= Work to do =
Filter the data below for the string "бизнеса" and copy each matching line.

============

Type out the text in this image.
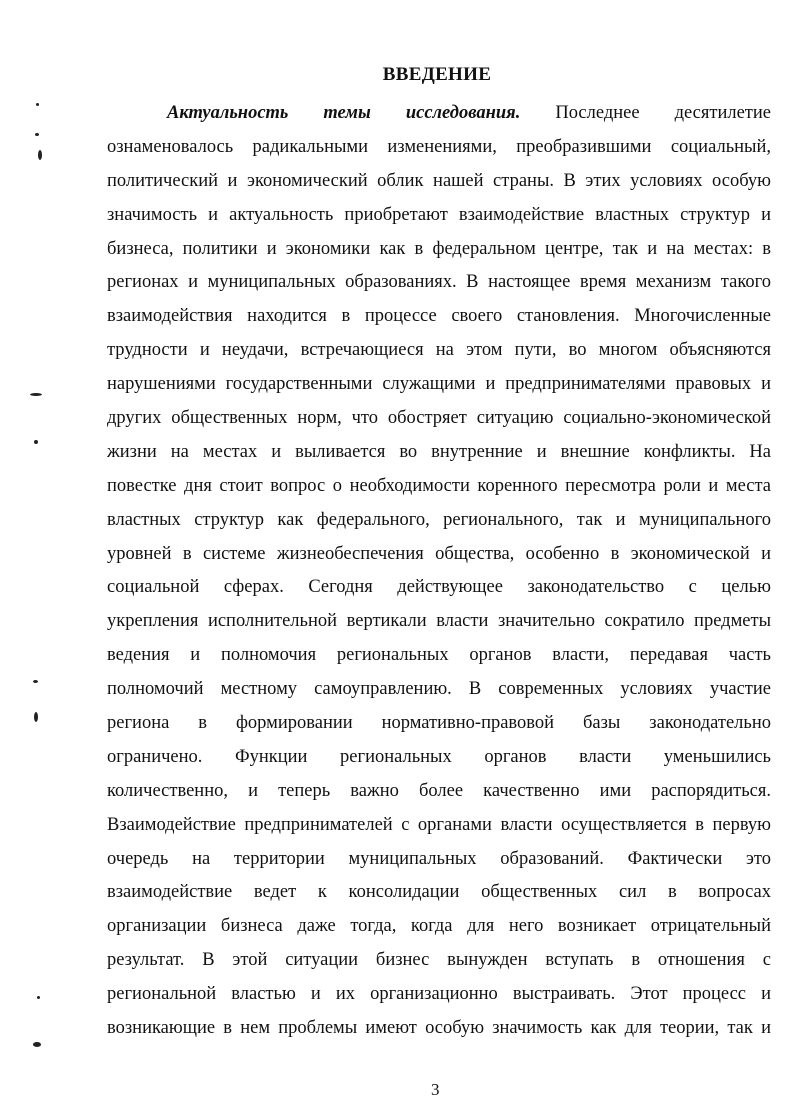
ВВЕДЕНИЕ
Актуальность темы исследования. Последнее десятилетие
ознаменовалось радикальными изменениями, преобразившими социальный,
политический и экономический облик нашей страны. В этих условиях особую
значимость и актуальность приобретают взаимодействие властных структур и
бизнеса, политики и экономики как в федеральном центре, так и на местах: в
регионах и муниципальных образованиях. В настоящее время механизм такого
взаимодействия находится в процессе своего становления. Многочисленные
трудности и неудачи, встречающиеся на этом пути, во многом объясняются
нарушениями государственными служащими и предпринимателями правовых и
других общественных норм, что обостряет ситуацию социально-экономической
жизни на местах и выливается во внутренние и внешние конфликты. На
повестке дня стоит вопрос о необходимости коренного пересмотра роли и места
властных структур как федерального, регионального, так и муниципального
уровней в системе жизнеобеспечения общества, особенно в экономической и
социальной сферах. Сегодня действующее законодательство с целью
укрепления исполнительной вертикали власти значительно сократило предметы
ведения и полномочия региональных органов власти, передавая часть
полномочий местному самоуправлению. В современных условиях участие
региона в формировании нормативно-правовой базы законодательно
ограничено. Функции региональных органов власти уменьшились
количественно, и теперь важно более качественно ими распорядиться.
Взаимодействие предпринимателей с органами власти осуществляется в первую
очередь на территории муниципальных образований. Фактически это
взаимодействие ведет к консолидации общественных сил в вопросах
организации бизнеса даже тогда, когда для него возникает отрицательный
результат. В этой ситуации бизнес вынужден вступать в отношения с
региональной властью и их организационно выстраивать. Этот процесс и
возникающие в нем проблемы имеют особую значимость как для теории, так и
3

============

= Answer to the exercise =
бизнеса, политики и экономики как в федеральном центре, так и на местах: в
организации бизнеса даже тогда, когда для него возникает отрицательный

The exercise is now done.